Start of QUOTED TEXT

When you’re learning something new, it’s often helpful to connect it to concepts you already know. To grasp what a differential equation is, let’s first compare it to standard equations that might feel more familiar. Consider the following three equations, where we aim to solve for \(y\text{:}\)
\begin{equation*} y + 3 = 11 \end{equation*}
\begin{equation*} y + 3x = 11 \end{equation*}
\begin{equation*} y^\prime + 3x = 11 \end{equation*}
All three are equations with the same goal—finding the unknown \(y\text{.}\) However, only the third equation is a differential equation because it contains a derivative.
Now, let’s try solving for \(y\) in each case.
\begin{align*} y + 3 =\amp\ 11 \\ y =\amp\ 8 \end{align*}
\begin{align*} y + 3x =\amp\ 11 \\ y =\amp\ 11 - 3x \end{align*}
\begin{align*} y^\prime + 3x =\amp\ 11 \\ y^\prime =\amp\ 11 - 3x \\ y =\amp\ ? \end{align*}
In the first equation, we found that \(y\) is a number, and in the second, it’s a function of \(x\text{.}\) But in the third equation, how do we solve for \(y\) when there is a derivative attached to it? This is exactly the kind of question that differential equations aim to answer.
We’ll dive deeper into solving these types of equations soon. For now, there’s still plenty more to learn about the basics, so let’s keep going!

End of QUOTED TEXT
Start of EXCERPTED RECORDS

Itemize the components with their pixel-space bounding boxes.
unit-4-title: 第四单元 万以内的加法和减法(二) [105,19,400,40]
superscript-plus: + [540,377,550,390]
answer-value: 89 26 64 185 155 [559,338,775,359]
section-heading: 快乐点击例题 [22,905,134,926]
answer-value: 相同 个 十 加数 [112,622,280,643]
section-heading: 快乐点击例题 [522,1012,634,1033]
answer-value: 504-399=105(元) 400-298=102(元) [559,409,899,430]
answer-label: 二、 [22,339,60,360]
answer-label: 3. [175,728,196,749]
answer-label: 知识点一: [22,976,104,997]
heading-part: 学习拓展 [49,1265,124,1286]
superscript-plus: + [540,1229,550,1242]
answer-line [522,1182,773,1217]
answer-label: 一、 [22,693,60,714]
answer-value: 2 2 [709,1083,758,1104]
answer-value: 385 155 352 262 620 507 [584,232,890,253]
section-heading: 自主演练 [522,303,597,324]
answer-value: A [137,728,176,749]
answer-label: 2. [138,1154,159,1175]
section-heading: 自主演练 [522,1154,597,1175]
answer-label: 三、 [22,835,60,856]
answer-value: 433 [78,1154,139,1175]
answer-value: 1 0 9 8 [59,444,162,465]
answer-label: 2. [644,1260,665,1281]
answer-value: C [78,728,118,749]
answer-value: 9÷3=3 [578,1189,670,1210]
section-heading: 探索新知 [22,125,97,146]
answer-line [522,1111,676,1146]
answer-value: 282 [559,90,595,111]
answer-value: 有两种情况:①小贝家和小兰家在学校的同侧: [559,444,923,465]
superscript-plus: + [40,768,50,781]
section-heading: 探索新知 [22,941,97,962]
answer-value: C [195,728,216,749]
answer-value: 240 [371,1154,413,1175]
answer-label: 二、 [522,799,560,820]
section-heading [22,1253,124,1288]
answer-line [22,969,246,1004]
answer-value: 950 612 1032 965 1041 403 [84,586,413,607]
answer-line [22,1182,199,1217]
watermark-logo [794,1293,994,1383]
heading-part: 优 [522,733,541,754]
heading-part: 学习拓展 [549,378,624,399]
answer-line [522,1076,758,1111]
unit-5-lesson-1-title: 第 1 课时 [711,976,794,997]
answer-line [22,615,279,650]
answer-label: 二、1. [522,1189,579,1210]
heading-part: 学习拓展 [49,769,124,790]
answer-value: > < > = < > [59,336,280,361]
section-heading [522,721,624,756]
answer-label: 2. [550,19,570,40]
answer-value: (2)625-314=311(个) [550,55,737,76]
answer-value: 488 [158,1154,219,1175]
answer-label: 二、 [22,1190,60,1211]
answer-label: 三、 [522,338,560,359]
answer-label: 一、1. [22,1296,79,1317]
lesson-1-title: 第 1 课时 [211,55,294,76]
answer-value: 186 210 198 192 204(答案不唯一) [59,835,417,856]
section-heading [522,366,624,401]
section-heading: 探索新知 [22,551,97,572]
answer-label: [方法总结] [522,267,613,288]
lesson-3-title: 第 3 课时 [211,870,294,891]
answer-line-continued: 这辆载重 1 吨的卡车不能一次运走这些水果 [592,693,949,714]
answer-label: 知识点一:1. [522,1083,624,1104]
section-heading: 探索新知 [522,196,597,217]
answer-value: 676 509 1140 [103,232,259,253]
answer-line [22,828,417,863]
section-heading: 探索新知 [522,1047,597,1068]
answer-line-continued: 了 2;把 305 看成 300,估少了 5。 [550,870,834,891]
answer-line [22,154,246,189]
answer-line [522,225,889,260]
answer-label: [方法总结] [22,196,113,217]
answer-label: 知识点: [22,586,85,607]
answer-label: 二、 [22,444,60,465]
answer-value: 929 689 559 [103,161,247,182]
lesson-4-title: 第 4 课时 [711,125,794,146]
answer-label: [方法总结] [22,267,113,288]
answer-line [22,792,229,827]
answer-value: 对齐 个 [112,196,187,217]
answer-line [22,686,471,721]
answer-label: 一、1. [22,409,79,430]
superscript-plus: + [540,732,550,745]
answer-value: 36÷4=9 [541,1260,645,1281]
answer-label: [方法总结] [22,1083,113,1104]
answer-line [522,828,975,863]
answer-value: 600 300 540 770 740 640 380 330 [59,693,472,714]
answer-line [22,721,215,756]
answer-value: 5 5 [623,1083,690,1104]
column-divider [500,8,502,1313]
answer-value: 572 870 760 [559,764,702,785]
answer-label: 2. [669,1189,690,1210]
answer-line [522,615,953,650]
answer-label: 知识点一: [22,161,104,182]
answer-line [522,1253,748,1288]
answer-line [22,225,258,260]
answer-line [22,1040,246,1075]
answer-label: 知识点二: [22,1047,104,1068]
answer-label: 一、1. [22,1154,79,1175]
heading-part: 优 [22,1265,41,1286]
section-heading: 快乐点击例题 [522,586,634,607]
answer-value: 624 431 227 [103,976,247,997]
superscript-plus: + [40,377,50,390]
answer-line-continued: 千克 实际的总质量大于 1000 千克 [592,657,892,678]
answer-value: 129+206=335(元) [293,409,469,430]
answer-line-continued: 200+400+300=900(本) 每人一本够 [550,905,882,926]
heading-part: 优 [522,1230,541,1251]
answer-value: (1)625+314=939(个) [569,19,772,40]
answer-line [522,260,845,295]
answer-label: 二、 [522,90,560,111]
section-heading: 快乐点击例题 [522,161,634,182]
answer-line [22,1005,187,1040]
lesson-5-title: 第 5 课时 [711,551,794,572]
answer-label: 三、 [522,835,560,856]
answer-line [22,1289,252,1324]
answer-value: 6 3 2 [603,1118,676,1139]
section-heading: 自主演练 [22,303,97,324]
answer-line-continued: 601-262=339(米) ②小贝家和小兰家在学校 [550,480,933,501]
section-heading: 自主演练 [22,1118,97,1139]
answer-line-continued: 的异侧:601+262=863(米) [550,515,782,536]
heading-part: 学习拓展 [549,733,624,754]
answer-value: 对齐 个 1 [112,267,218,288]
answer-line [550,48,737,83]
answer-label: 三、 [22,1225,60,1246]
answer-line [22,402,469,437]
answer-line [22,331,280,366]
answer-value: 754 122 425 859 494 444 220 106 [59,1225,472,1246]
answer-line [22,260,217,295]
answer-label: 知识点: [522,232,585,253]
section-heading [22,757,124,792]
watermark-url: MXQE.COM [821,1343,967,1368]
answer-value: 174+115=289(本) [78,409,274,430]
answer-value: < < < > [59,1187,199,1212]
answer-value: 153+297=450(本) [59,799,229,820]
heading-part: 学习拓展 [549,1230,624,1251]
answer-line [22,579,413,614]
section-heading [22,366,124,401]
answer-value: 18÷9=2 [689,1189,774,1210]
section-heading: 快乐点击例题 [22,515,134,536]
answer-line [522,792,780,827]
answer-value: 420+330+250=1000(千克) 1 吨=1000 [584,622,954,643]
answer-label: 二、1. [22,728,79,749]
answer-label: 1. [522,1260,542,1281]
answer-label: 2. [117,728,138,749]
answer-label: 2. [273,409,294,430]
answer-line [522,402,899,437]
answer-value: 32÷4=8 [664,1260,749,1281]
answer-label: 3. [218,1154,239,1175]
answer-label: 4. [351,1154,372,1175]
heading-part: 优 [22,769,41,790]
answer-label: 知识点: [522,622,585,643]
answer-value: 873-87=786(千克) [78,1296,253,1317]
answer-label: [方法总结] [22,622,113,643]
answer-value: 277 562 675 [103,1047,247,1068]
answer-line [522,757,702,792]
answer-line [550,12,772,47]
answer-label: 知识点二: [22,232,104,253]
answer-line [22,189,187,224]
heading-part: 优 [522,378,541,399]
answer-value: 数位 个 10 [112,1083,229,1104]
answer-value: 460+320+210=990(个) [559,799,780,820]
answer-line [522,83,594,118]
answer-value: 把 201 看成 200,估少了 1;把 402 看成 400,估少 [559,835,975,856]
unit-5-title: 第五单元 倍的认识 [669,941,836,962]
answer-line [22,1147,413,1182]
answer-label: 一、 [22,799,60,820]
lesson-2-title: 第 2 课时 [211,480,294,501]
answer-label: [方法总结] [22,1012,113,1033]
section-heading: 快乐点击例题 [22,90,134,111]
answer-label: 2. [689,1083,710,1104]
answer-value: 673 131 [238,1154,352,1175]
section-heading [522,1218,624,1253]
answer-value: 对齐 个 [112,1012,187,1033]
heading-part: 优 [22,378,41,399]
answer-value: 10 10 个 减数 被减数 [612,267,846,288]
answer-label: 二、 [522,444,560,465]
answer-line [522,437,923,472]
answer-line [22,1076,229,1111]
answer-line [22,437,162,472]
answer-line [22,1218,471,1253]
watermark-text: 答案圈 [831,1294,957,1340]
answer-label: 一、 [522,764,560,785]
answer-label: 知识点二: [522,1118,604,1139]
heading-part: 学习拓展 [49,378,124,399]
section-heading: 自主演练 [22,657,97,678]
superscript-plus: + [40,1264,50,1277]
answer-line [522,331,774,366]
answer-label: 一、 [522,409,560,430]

End of EXCERPTED RECORDS

■ WHAT YOU WILL DO
- 1) Based on the differential equations text, decide whether each statement agrees with it: (a) only the third equation counts as a differential equation; (b) solving the second equation gives y as a number; (c) the text goes on to solve the third equation for y. Answer yes or no for each and quote the words of the text that settle it.
- 2) Duplicate the rows of the data items from the start of the data items through the line that contains "section-heading: 快乐点击例题 [522,1012,634,1033]", including both ends.

■ SOLUTIONS TO THE EXERCISE
- 1)
(a) Yes: "only the third equation is a differential equation because it contains a derivative"
(b) No: "and in the second, it’s a function of"
(c) No: "We’ll dive deeper into solving these types of equations soon."

- 2)
Itemize the components with their pixel-space bounding boxes.
unit-4-title: 第四单元 万以内的加法和减法(二) [105,19,400,40]
superscript-plus: + [540,377,550,390]
answer-value: 89 26 64 185 155 [559,338,775,359]
section-heading: 快乐点击例题 [22,905,134,926]
answer-value: 相同 个 十 加数 [112,622,280,643]
section-heading: 快乐点击例题 [522,1012,634,1033]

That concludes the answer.